Gather every line from the entries below that includes "BookFlik".

· · · · · · ·

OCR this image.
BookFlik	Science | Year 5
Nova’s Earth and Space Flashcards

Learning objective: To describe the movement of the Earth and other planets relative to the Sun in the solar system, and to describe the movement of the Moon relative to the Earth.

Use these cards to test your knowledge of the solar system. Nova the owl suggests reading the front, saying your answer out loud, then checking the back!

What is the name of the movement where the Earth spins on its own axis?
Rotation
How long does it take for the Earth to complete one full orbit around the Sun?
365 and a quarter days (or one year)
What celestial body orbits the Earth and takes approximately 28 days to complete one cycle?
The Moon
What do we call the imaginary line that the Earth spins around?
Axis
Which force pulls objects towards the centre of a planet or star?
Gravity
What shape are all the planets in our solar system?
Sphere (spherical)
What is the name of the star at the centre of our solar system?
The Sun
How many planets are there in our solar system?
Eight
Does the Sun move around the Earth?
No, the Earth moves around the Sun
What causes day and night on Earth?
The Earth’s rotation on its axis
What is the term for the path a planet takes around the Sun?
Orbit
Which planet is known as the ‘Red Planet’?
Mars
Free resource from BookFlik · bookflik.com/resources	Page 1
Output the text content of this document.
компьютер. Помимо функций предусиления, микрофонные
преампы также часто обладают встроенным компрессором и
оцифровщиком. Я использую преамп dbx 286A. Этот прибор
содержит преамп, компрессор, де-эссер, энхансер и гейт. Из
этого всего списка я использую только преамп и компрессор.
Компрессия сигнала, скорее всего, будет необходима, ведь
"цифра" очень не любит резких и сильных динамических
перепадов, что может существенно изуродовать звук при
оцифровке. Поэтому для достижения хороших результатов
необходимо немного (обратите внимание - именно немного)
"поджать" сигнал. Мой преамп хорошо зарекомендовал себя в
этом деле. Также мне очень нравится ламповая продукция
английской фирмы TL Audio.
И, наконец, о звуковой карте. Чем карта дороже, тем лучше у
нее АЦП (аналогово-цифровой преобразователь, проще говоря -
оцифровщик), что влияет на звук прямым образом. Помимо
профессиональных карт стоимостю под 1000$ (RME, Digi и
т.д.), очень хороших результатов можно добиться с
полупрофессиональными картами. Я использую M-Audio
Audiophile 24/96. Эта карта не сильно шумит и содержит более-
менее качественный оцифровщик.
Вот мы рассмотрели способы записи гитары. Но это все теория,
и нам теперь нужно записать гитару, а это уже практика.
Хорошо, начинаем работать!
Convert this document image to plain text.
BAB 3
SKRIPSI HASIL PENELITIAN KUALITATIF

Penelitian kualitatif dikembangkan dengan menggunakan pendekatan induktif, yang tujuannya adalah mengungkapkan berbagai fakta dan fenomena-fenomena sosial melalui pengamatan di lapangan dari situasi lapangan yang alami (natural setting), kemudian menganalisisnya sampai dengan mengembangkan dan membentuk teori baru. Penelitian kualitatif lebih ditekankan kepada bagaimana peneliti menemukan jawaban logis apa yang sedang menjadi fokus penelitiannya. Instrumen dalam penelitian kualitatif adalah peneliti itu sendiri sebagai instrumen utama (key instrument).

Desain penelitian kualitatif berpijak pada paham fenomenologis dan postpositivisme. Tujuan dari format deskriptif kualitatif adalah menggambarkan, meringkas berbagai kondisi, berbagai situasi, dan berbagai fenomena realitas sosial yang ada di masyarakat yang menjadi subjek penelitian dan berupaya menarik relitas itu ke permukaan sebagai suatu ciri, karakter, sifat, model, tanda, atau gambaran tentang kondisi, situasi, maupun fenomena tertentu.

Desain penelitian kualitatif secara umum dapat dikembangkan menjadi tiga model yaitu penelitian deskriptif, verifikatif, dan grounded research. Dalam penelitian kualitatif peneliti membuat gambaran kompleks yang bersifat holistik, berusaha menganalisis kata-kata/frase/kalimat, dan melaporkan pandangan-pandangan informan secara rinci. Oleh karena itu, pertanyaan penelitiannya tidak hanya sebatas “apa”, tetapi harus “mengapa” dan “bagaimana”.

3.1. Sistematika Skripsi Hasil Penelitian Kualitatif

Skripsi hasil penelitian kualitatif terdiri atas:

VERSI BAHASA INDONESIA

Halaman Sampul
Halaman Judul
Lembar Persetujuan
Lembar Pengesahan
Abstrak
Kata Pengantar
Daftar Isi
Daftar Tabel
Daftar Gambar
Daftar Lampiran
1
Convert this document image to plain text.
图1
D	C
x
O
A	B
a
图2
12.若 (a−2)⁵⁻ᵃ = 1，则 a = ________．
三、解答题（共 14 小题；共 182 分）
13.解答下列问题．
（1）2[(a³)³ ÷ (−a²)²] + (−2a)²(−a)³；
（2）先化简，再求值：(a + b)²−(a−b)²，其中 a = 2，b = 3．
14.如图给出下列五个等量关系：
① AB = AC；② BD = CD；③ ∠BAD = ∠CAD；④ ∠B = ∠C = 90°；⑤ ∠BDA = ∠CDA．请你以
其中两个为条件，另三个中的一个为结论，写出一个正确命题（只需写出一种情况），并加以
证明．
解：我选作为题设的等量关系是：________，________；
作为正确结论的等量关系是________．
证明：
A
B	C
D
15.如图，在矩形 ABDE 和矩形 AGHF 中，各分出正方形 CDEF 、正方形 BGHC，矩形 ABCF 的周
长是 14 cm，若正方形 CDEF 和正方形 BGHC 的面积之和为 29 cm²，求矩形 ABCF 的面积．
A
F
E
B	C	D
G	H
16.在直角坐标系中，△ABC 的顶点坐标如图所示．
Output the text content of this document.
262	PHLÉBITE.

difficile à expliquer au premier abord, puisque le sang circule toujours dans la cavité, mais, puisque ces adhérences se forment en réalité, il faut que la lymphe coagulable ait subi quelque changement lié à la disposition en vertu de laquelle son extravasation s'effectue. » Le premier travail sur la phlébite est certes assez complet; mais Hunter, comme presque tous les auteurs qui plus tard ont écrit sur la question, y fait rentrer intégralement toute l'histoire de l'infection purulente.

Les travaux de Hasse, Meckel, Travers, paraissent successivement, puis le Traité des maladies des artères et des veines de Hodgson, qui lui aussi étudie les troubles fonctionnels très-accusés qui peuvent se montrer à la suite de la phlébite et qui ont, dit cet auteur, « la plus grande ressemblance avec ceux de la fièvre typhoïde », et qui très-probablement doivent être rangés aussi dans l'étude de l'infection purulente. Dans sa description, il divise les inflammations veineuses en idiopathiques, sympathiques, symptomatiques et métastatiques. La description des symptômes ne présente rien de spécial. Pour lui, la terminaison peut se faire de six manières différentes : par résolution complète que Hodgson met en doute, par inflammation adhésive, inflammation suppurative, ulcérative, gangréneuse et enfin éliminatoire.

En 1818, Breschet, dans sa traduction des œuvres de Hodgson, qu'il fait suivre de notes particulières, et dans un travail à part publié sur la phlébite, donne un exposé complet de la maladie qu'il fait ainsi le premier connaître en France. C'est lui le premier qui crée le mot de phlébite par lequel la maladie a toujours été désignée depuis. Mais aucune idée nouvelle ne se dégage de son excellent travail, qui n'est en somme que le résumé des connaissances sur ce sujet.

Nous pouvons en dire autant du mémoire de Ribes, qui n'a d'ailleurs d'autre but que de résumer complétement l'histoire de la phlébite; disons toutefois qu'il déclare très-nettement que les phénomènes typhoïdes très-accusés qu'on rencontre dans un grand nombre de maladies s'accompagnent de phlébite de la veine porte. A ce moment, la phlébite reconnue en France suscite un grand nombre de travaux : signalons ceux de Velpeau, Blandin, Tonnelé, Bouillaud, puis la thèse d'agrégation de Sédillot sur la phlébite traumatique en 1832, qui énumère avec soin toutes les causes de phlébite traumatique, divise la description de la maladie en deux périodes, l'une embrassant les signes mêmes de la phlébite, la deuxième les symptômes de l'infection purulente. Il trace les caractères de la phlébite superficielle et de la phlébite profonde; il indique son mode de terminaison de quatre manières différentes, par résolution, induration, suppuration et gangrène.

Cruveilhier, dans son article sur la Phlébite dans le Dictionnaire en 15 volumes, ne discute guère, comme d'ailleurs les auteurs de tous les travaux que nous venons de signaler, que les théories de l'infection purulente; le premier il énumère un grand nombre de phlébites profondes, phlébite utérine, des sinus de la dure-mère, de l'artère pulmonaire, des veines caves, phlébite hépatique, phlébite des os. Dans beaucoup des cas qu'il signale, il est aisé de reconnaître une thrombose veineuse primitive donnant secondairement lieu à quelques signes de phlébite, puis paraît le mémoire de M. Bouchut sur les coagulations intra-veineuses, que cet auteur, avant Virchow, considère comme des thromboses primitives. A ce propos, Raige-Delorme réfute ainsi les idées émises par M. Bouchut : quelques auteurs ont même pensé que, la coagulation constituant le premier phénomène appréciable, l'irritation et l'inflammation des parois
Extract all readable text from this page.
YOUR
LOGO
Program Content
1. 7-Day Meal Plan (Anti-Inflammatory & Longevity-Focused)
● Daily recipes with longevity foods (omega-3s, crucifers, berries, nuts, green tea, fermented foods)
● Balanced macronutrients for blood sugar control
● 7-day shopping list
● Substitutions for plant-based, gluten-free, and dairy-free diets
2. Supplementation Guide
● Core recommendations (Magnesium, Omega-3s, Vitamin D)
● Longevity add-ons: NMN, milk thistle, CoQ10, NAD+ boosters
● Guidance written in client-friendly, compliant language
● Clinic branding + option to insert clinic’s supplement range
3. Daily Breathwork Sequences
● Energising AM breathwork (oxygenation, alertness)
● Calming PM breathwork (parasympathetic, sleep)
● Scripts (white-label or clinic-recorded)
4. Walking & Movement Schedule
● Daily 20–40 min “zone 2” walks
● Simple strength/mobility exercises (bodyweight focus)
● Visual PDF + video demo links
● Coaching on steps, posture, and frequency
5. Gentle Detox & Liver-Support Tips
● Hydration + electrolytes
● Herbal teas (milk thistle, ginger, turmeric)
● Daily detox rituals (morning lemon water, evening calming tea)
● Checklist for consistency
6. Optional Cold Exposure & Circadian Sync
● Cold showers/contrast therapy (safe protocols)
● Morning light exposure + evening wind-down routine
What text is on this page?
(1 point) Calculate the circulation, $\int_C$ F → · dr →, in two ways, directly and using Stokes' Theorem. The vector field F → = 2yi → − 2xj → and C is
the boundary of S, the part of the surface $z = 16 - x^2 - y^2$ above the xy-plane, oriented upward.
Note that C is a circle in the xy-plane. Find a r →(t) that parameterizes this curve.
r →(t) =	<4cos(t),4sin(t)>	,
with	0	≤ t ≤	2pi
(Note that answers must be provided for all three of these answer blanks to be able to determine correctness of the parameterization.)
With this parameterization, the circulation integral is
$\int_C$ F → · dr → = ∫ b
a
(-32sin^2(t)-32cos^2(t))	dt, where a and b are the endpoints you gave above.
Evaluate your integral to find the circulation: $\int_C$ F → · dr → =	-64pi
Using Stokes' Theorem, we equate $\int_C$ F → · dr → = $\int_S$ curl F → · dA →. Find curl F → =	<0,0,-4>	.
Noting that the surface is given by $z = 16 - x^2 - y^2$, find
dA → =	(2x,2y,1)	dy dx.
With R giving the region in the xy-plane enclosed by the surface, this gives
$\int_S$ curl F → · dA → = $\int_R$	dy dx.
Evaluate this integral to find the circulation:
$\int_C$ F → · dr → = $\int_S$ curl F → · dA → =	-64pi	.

· · · · · · ·

_Reply_
BookFlik	Science | Year 5
Free resource from BookFlik · bookflik.com/resources	Page 1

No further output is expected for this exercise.